Problem to solve ->
Word for word, quote all of the material, omitting the pictures.

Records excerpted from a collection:
************

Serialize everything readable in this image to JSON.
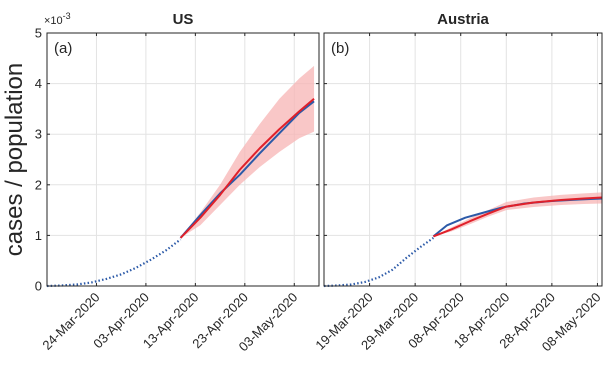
{
  "chart_data": [
    {
      "type": "line",
      "panel_label": "(a)",
      "title": "US",
      "ylabel": "cases / population",
      "y_multiplier": "×10",
      "y_exponent": "-3",
      "ylim": [
        0,
        5
      ],
      "yticks": [
        0,
        1,
        2,
        3,
        4,
        5
      ],
      "x_axis": "date",
      "xlim": [
        "2020-03-14",
        "2020-05-08"
      ],
      "xticks": [
        "2020-03-24",
        "2020-04-03",
        "2020-04-13",
        "2020-04-23",
        "2020-05-03"
      ],
      "xtick_labels": [
        "24-Mar-2020",
        "03-Apr-2020",
        "13-Apr-2020",
        "23-Apr-2020",
        "03-May-2020"
      ],
      "grid": true,
      "colors": {
        "observed": "#2c5aa8",
        "model": "#e0202a",
        "band": "#f7b4b4"
      },
      "series": [
        {
          "style": "dotted",
          "color": "#2c5aa8",
          "x": [
            "2020-03-14",
            "2020-03-17",
            "2020-03-20",
            "2020-03-23",
            "2020-03-26",
            "2020-03-29",
            "2020-04-01",
            "2020-04-04",
            "2020-04-07",
            "2020-04-10"
          ],
          "y": [
            0,
            0.01,
            0.03,
            0.07,
            0.14,
            0.23,
            0.36,
            0.52,
            0.7,
            0.92
          ]
        },
        {
          "style": "solid",
          "color": "#2c5aa8",
          "x": [
            "2020-04-10",
            "2020-04-14",
            "2020-04-18",
            "2020-04-22",
            "2020-04-26",
            "2020-04-30",
            "2020-05-04",
            "2020-05-07"
          ],
          "y": [
            0.95,
            1.4,
            1.83,
            2.2,
            2.62,
            3.02,
            3.42,
            3.65
          ]
        },
        {
          "style": "solid",
          "color": "#e0202a",
          "x": [
            "2020-04-10",
            "2020-04-14",
            "2020-04-18",
            "2020-04-22",
            "2020-04-26",
            "2020-04-30",
            "2020-05-04",
            "2020-05-07"
          ],
          "y": [
            0.95,
            1.35,
            1.8,
            2.3,
            2.72,
            3.1,
            3.45,
            3.7
          ]
        }
      ],
      "band": {
        "x": [
          "2020-04-10",
          "2020-04-14",
          "2020-04-18",
          "2020-04-22",
          "2020-04-26",
          "2020-04-30",
          "2020-05-04",
          "2020-05-07"
        ],
        "lower": [
          0.95,
          1.2,
          1.6,
          2.0,
          2.35,
          2.65,
          2.92,
          3.05
        ],
        "upper": [
          0.95,
          1.45,
          2.0,
          2.65,
          3.2,
          3.7,
          4.1,
          4.35
        ]
      }
    },
    {
      "type": "line",
      "panel_label": "(b)",
      "title": "Austria",
      "ylim": [
        0,
        5
      ],
      "yticks": [
        0,
        1,
        2,
        3,
        4,
        5
      ],
      "x_axis": "date",
      "xlim": [
        "2020-03-09",
        "2020-05-09"
      ],
      "xticks": [
        "2020-03-19",
        "2020-03-29",
        "2020-04-08",
        "2020-04-18",
        "2020-04-28",
        "2020-05-08"
      ],
      "xtick_labels": [
        "19-Mar-2020",
        "29-Mar-2020",
        "08-Apr-2020",
        "18-Apr-2020",
        "28-Apr-2020",
        "08-May-2020"
      ],
      "grid": true,
      "colors": {
        "observed": "#2c5aa8",
        "model": "#e0202a",
        "band": "#f7b4b4"
      },
      "series": [
        {
          "style": "dotted",
          "color": "#2c5aa8",
          "x": [
            "2020-03-09",
            "2020-03-12",
            "2020-03-15",
            "2020-03-18",
            "2020-03-21",
            "2020-03-24",
            "2020-03-27",
            "2020-03-30",
            "2020-04-02"
          ],
          "y": [
            0,
            0.01,
            0.03,
            0.08,
            0.17,
            0.32,
            0.55,
            0.76,
            0.95
          ]
        },
        {
          "style": "solid",
          "color": "#2c5aa8",
          "x": [
            "2020-04-02",
            "2020-04-05",
            "2020-04-09",
            "2020-04-13",
            "2020-04-17",
            "2020-04-22",
            "2020-04-28",
            "2020-05-04",
            "2020-05-09"
          ],
          "y": [
            0.98,
            1.2,
            1.35,
            1.45,
            1.55,
            1.63,
            1.68,
            1.71,
            1.73
          ]
        },
        {
          "style": "solid",
          "color": "#e0202a",
          "x": [
            "2020-04-02",
            "2020-04-06",
            "2020-04-10",
            "2020-04-14",
            "2020-04-18",
            "2020-04-24",
            "2020-04-30",
            "2020-05-05",
            "2020-05-09"
          ],
          "y": [
            0.98,
            1.12,
            1.28,
            1.43,
            1.57,
            1.65,
            1.7,
            1.73,
            1.75
          ]
        }
      ],
      "band": {
        "x": [
          "2020-04-02",
          "2020-04-06",
          "2020-04-10",
          "2020-04-14",
          "2020-04-18",
          "2020-04-24",
          "2020-04-30",
          "2020-05-05",
          "2020-05-09"
        ],
        "lower": [
          0.98,
          1.08,
          1.22,
          1.37,
          1.5,
          1.56,
          1.6,
          1.62,
          1.63
        ],
        "upper": [
          0.98,
          1.16,
          1.34,
          1.5,
          1.66,
          1.75,
          1.8,
          1.83,
          1.85
        ]
      }
    }
  ]
}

************

Exercise result ->
Serialize everything readable in this image to JSON.
{
  "chart_data": [
    {
      "type": "line",
      "panel_label": "(a)",
      "title": "US",
      "ylabel": "cases / population",
      "y_multiplier": "×10",
      "y_exponent": "-3",
      "ylim": [
        0,
        5
      ],
      "yticks": [
        0,
        1,
        2,
        3,
        4,
        5
      ],
      "x_axis": "date",
      "xlim": [
        "2020-03-14",
        "2020-05-08"
      ],
      "xticks": [
        "2020-03-24",
        "2020-04-03",
        "2020-04-13",
        "2020-04-23",
        "2020-05-03"
      ],
      "xtick_labels": [
        "24-Mar-2020",
        "03-Apr-2020",
        "13-Apr-2020",
        "23-Apr-2020",
        "03-May-2020"
      ],
      "grid": true,
      "colors": {
        "observed": "#2c5aa8",
        "model": "#e0202a",
        "band": "#f7b4b4"
      },
      "series": [
        {
          "style": "dotted",
          "color": "#2c5aa8",
          "x": [
            "2020-03-14",
            "2020-03-17",
            "2020-03-20",
            "2020-03-23",
            "2020-03-26",
            "2020-03-29",
            "2020-04-01",
            "2020-04-04",
            "2020-04-07",
            "2020-04-10"
          ],
          "y": [
            0,
            0.01,
            0.03,
            0.07,
            0.14,
            0.23,
            0.36,
            0.52,
            0.7,
            0.92
          ]
        },
        {
          "style": "solid",
          "color": "#2c5aa8",
          "x": [
            "2020-04-10",
            "2020-04-14",
            "2020-04-18",
            "2020-04-22",
            "2020-04-26",
            "2020-04-30",
            "2020-05-04",
            "2020-05-07"
          ],
          "y": [
            0.95,
            1.4,
            1.83,
            2.2,
            2.62,
            3.02,
            3.42,
            3.65
          ]
        },
        {
          "style": "solid",
          "color": "#e0202a",
          "x": [
            "2020-04-10",
            "2020-04-14",
            "2020-04-18",
            "2020-04-22",
            "2020-04-26",
            "2020-04-30",
            "2020-05-04",
            "2020-05-07"
          ],
          "y": [
            0.95,
            1.35,
            1.8,
            2.3,
            2.72,
            3.1,
            3.45,
            3.7
          ]
        }
      ],
      "band": {
        "x": [
          "2020-04-10",
          "2020-04-14",
          "2020-04-18",
          "2020-04-22",
          "2020-04-26",
          "2020-04-30",
          "2020-05-04",
          "2020-05-07"
        ],
        "lower": [
          0.95,
          1.2,
          1.6,
          2.0,
          2.35,
          2.65,
          2.92,
          3.05
        ],
        "upper": [
          0.95,
          1.45,
          2.0,
          2.65,
          3.2,
          3.7,
          4.1,
          4.35
        ]
      }
    },
    {
      "type": "line",
      "panel_label": "(b)",
      "title": "Austria",
      "ylim": [
        0,
        5
      ],
      "yticks": [
        0,
        1,
        2,
        3,
        4,
        5
      ],
      "x_axis": "date",
      "xlim": [
        "2020-03-09",
        "2020-05-09"
      ],
      "xticks": [
        "2020-03-19",
        "2020-03-29",
        "2020-04-08",
        "2020-04-18",
        "2020-04-28",
        "2020-05-08"
      ],
      "xtick_labels": [
        "19-Mar-2020",
        "29-Mar-2020",
        "08-Apr-2020",
        "18-Apr-2020",
        "28-Apr-2020",
        "08-May-2020"
      ],
      "grid": true,
      "colors": {
        "observed": "#2c5aa8",
        "model": "#e0202a",
        "band": "#f7b4b4"
      },
      "series": [
        {
          "style": "dotted",
          "color": "#2c5aa8",
          "x": [
            "2020-03-09",
            "2020-03-12",
            "2020-03-15",
            "2020-03-18",
            "2020-03-21",
            "2020-03-24",
            "2020-03-27",
            "2020-03-30",
            "2020-04-02"
          ],
          "y": [
            0,
            0.01,
            0.03,
            0.08,
            0.17,
            0.32,
            0.55,
            0.76,
            0.95
          ]
        },
        {
          "style": "solid",
          "color": "#2c5aa8",
          "x": [
            "2020-04-02",
            "2020-04-05",
            "2020-04-09",
            "2020-04-13",
            "2020-04-17",
            "2020-04-22",
            "2020-04-28",
            "2020-05-04",
            "2020-05-09"
          ],
          "y": [
            0.98,
            1.2,
            1.35,
            1.45,
            1.55,
            1.63,
            1.68,
            1.71,
            1.73
          ]
        },
        {
          "style": "solid",
          "color": "#e0202a",
          "x": [
            "2020-04-02",
            "2020-04-06",
            "2020-04-10",
            "2020-04-14",
            "2020-04-18",
            "2020-04-24",
            "2020-04-30",
            "2020-05-05",
            "2020-05-09"
          ],
          "y": [
            0.98,
            1.12,
            1.28,
            1.43,
            1.57,
            1.65,
            1.7,
            1.73,
            1.75
          ]
        }
      ],
      "band": {
        "x": [
          "2020-04-02",
          "2020-04-06",
          "2020-04-10",
          "2020-04-14",
          "2020-04-18",
          "2020-04-24",
          "2020-04-30",
          "2020-05-05",
          "2020-05-09"
        ],
        "lower": [
          0.98,
          1.08,
          1.22,
          1.37,
          1.5,
          1.56,
          1.6,
          1.62,
          1.63
        ],
        "upper": [
          0.98,
          1.16,
          1.34,
          1.5,
          1.66,
          1.75,
          1.8,
          1.83,
          1.85
        ]
      }
    }
  ]
}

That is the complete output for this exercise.